=== Objective ===
Give the material again in full, matching it exactly.

=== Excerpted records ===
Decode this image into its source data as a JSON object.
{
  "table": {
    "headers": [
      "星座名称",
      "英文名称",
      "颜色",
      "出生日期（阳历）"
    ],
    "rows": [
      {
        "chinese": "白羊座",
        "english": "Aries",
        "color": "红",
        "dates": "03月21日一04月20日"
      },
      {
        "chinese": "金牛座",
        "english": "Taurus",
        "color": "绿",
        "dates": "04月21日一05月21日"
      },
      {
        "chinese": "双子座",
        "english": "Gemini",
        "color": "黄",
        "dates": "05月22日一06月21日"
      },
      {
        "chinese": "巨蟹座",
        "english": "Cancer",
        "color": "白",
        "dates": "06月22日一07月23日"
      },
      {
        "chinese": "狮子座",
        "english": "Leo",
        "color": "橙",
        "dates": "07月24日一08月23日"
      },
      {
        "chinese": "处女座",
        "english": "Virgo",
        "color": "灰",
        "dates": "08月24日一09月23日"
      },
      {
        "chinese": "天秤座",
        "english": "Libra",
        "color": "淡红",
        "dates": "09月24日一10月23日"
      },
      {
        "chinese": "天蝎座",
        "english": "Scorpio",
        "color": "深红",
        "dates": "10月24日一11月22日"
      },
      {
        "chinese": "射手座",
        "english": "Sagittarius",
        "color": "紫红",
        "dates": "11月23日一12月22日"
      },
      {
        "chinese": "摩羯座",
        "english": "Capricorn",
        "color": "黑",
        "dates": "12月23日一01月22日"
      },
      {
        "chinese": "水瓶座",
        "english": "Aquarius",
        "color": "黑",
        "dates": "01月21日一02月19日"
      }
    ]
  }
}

=== Answer to the problem ===
Decode this image into its source data as a JSON object.
{
  "table": {
    "headers": [
      "星座名称",
      "英文名称",
      "颜色",
      "出生日期（阳历）"
    ],
    "rows": [
      {
        "chinese": "白羊座",
        "english": "Aries",
        "color": "红",
        "dates": "03月21日一04月20日"
      },
      {
        "chinese": "金牛座",
        "english": "Taurus",
        "color": "绿",
        "dates": "04月21日一05月21日"
      },
      {
        "chinese": "双子座",
        "english": "Gemini",
        "color": "黄",
        "dates": "05月22日一06月21日"
      },
      {
        "chinese": "巨蟹座",
        "english": "Cancer",
        "color": "白",
        "dates": "06月22日一07月23日"
      },
      {
        "chinese": "狮子座",
        "english": "Leo",
        "color": "橙",
        "dates": "07月24日一08月23日"
      },
      {
        "chinese": "处女座",
        "english": "Virgo",
        "color": "灰",
        "dates": "08月24日一09月23日"
      },
      {
        "chinese": "天秤座",
        "english": "Libra",
        "color": "淡红",
        "dates": "09月24日一10月23日"
      },
      {
        "chinese": "天蝎座",
        "english": "Scorpio",
        "color": "深红",
        "dates": "10月24日一11月22日"
      },
      {
        "chinese": "射手座",
        "english": "Sagittarius",
        "color": "紫红",
        "dates": "11月23日一12月22日"
      },
      {
        "chinese": "摩羯座",
        "english": "Capricorn",
        "color": "黑",
        "dates": "12月23日一01月22日"
      },
      {
        "chinese": "水瓶座",
        "english": "Aquarius",
        "color": "黑",
        "dates": "01月21日一02月19日"
      }
    ]
  }
}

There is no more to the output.